# Short task
Restate the whole listing word for word. Pictures are left out.

# Data lines

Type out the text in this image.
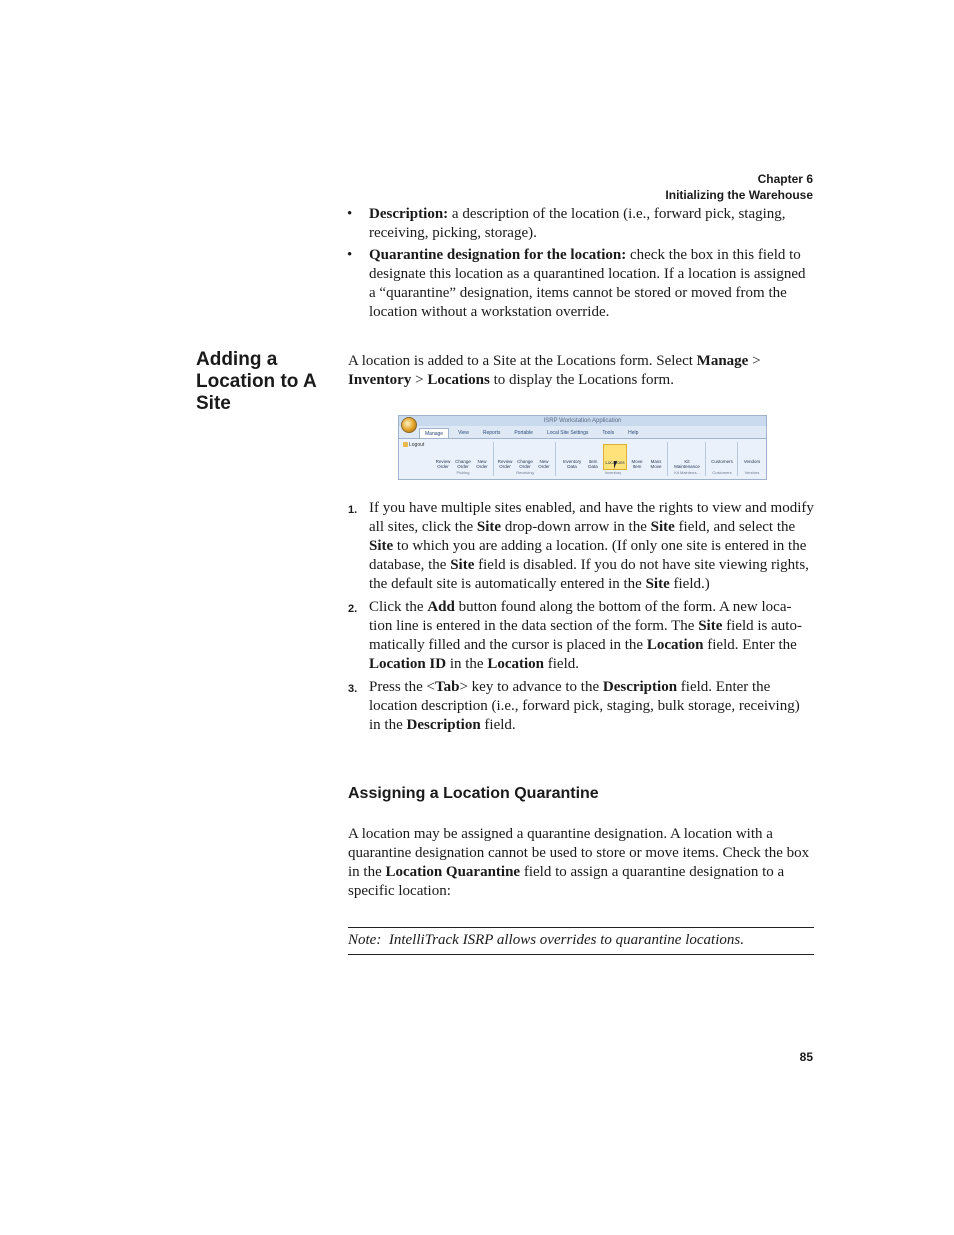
Chapter 6
Initializing the Warehouse
• Description: a description of the location (i.e., forward pick, staging, receiving, picking, storage).
• Quarantine designation for the location: check the box in this field to designate this location as a quarantined location. If a location is assigned a “quarantine” designation, items cannot be stored or moved from the location without a workstation override.
Adding a Location to A Site
A location is added to a Site at the Locations form. Select Manage > Inventory > Locations to display the Locations form.
ISRP Workstation Application
Manage	View	Reports	Portable	Local Site Settings	Tools	Help
Logout
Review Order
Change Order
New Order
Picking
Review Order
Change Order
New Order
Receiving
Inventory Data
Item Data
Locations	Move Item
Mass Move
Inventory
Kit Maintenance
Kit Maintena...
Customers
Customers
Vendors
Vendors
1. If you have multiple sites enabled, and have the rights to view and modify all sites, click the Site drop-down arrow in the Site field, and select the Site to which you are adding a location. (If only one site is entered in the database, the Site field is disabled. If you do not have site viewing rights, the default site is automatically entered in the Site field.)
2. Click the Add button found along the bottom of the form. A new loca-tion line is entered in the data section of the form. The Site field is auto-matically filled and the cursor is placed in the Location field. Enter the Location ID in the Location field.
3. Press the <Tab> key to advance to the Description field. Enter the location description (i.e., forward pick, staging, bulk storage, receiving) in the Description field.
Assigning a Location Quarantine
A location may be assigned a quarantine designation. A location with a quarantine designation cannot be used to store or move items. Check the box in the Location Quarantine field to assign a quarantine designation to a specific location:
Note: IntelliTrack ISRP allows overrides to quarantine locations.
85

# Response
Type out the text in this image.
Chapter 6
Initializing the Warehouse
• Description: a description of the location (i.e., forward pick, staging, receiving, picking, storage).
• Quarantine designation for the location: check the box in this field to designate this location as a quarantined location. If a location is assigned a “quarantine” designation, items cannot be stored or moved from the location without a workstation override.
Adding a Location to A Site
A location is added to a Site at the Locations form. Select Manage > Inventory > Locations to display the Locations form.
ISRP Workstation Application
Manage	View	Reports	Portable	Local Site Settings	Tools	Help
Logout
Review Order
Change Order
New Order
Picking
Review Order
Change Order
New Order
Receiving
Inventory Data
Item Data
Locations	Move Item
Mass Move
Inventory
Kit Maintenance
Kit Maintena...
Customers
Customers
Vendors
Vendors
1. If you have multiple sites enabled, and have the rights to view and modify all sites, click the Site drop-down arrow in the Site field, and select the Site to which you are adding a location. (If only one site is entered in the database, the Site field is disabled. If you do not have site viewing rights, the default site is automatically entered in the Site field.)
2. Click the Add button found along the bottom of the form. A new loca-tion line is entered in the data section of the form. The Site field is auto-matically filled and the cursor is placed in the Location field. Enter the Location ID in the Location field.
3. Press the <Tab> key to advance to the Description field. Enter the location description (i.e., forward pick, staging, bulk storage, receiving) in the Description field.
Assigning a Location Quarantine
A location may be assigned a quarantine designation. A location with a quarantine designation cannot be used to store or move items. Check the box in the Location Quarantine field to assign a quarantine designation to a specific location:
Note: IntelliTrack ISRP allows overrides to quarantine locations.
85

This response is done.